--- Start of Provided data ---

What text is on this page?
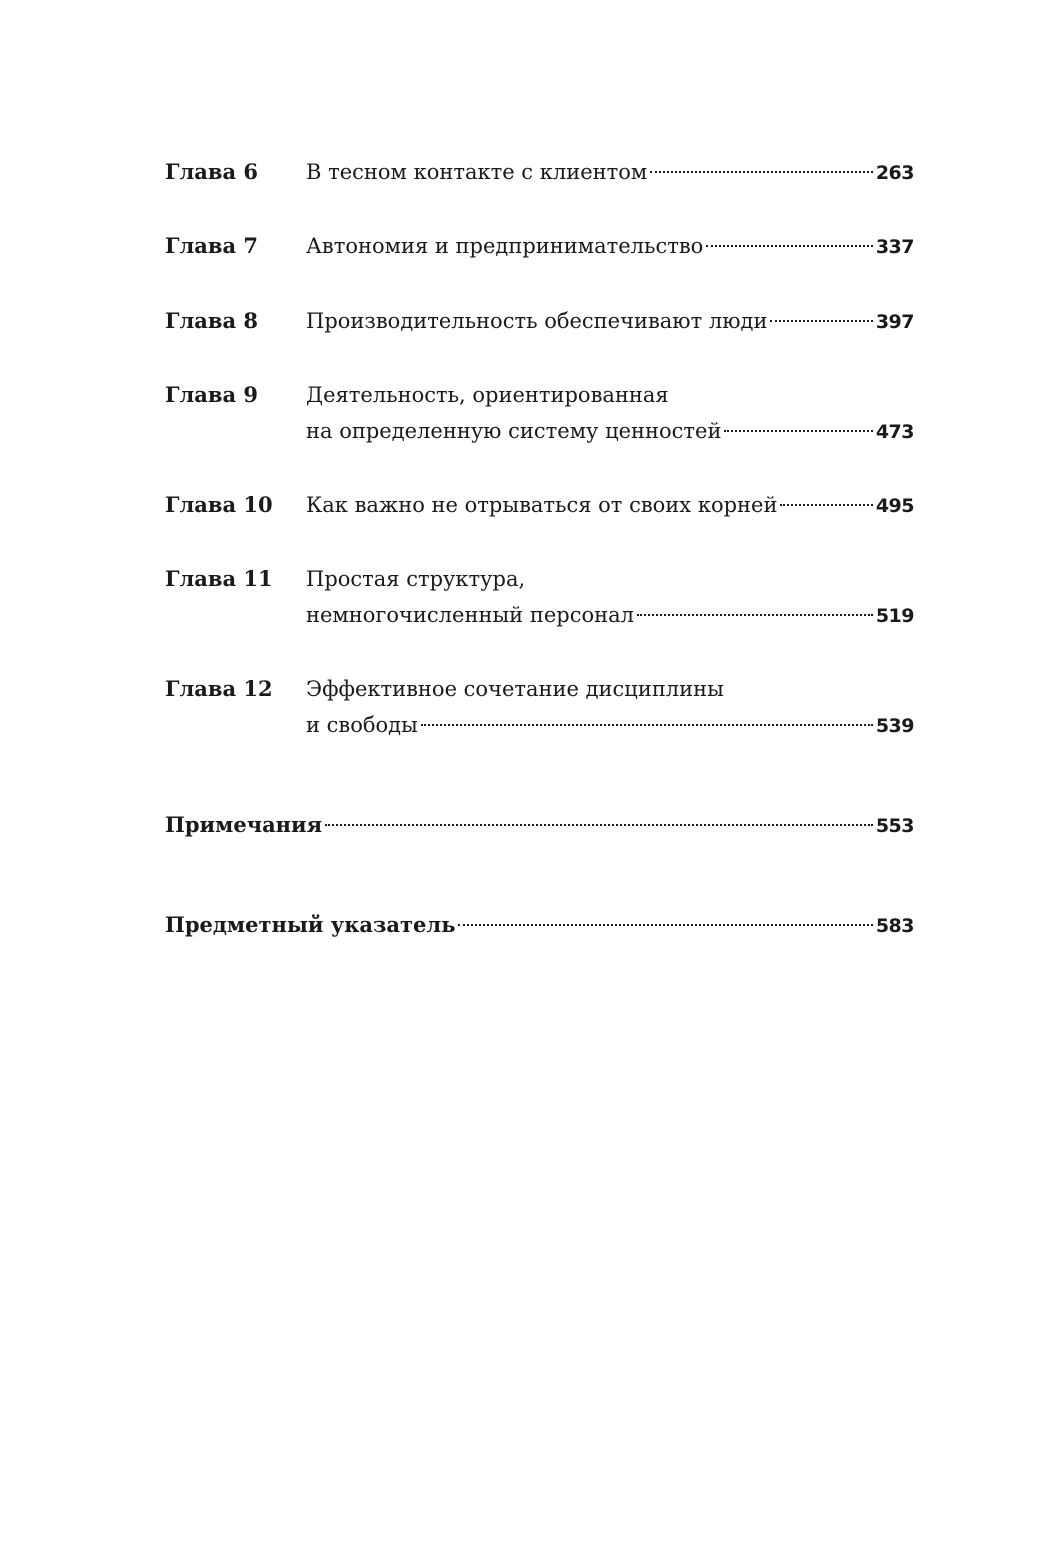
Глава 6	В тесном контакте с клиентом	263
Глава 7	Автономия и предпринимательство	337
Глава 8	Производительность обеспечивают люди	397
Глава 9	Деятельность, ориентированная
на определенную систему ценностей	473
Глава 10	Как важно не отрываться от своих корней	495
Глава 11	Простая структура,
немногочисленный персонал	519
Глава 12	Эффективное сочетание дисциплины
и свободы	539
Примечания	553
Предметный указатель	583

--- End of Provided data ---
--- Start of Provided data ---

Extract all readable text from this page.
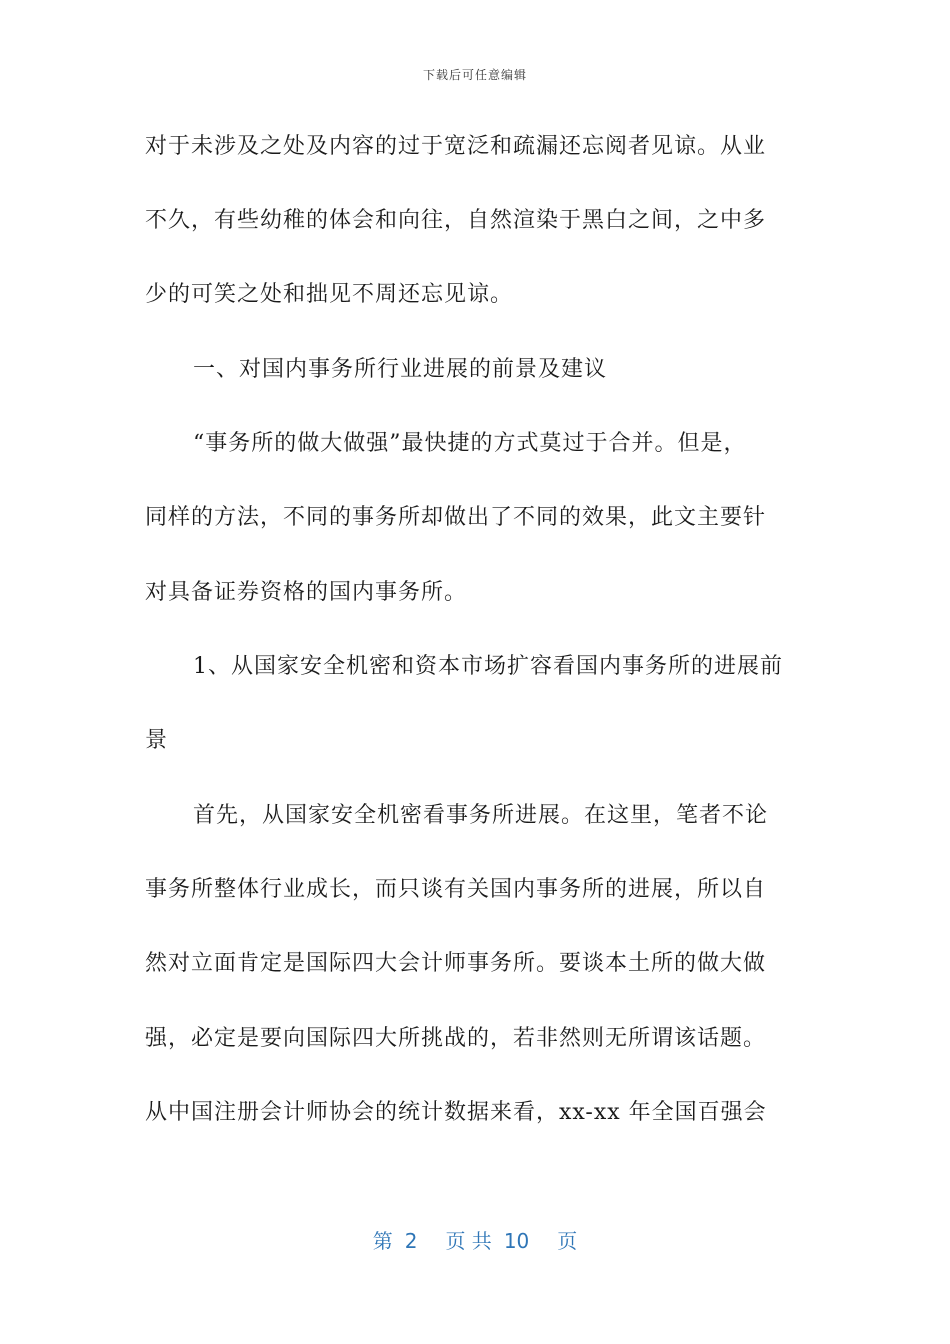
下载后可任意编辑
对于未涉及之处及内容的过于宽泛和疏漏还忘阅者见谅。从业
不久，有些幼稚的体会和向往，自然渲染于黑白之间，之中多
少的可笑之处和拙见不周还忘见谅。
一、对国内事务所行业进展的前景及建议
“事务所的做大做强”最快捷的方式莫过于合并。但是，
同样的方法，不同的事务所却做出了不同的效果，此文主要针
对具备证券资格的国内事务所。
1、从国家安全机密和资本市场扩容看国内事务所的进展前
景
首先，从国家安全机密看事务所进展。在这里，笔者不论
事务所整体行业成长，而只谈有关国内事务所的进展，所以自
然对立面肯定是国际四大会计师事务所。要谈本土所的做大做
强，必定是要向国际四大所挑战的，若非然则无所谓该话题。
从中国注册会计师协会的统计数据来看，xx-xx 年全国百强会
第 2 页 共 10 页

--- End of Provided data ---

What you will do:
Where a line in the material contains "Глава", copy that line.

Solution:
Глава 6	В тесном контакте с клиентом	263
Глава 7	Автономия и предпринимательство	337
Глава 8	Производительность обеспечивают люди	397
Глава 9	Деятельность, ориентированная
Глава 10	Как важно не отрываться от своих корней	495
Глава 11	Простая структура,
Глава 12	Эффективное сочетание дисциплины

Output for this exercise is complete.